## Task details
Read the records below. Copy each line where the string "La₂O₃" occurs.

Begin Exercise data

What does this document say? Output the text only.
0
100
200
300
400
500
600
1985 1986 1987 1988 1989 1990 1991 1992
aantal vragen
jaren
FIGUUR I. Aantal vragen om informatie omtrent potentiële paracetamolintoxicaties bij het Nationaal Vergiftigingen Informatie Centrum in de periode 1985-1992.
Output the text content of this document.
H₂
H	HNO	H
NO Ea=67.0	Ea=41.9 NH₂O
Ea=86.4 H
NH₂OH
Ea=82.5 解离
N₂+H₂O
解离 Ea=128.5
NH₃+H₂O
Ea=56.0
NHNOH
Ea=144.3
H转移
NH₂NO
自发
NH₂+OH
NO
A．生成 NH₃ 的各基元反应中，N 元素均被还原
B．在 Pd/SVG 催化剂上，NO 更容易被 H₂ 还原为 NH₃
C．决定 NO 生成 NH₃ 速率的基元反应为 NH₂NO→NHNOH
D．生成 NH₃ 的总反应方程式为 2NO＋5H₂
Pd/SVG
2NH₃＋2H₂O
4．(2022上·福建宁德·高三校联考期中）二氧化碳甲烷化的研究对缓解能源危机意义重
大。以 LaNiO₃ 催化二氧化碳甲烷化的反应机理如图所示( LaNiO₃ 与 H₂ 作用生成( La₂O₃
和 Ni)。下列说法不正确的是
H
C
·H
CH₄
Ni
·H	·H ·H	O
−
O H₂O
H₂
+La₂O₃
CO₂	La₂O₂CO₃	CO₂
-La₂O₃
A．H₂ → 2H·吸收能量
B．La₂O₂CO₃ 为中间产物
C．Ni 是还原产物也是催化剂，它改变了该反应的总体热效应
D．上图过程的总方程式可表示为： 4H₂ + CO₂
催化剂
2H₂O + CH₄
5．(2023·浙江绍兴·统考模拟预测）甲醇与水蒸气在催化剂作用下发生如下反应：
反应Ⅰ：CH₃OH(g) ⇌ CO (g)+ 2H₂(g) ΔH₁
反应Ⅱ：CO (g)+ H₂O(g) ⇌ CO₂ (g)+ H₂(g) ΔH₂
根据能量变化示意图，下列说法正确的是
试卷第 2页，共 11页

End Exercise data

## Exercise output
大。以 LaNiO₃ 催化二氧化碳甲烷化的反应机理如图所示( LaNiO₃ 与 H₂ 作用生成( La₂O₃
+La₂O₃
-La₂O₃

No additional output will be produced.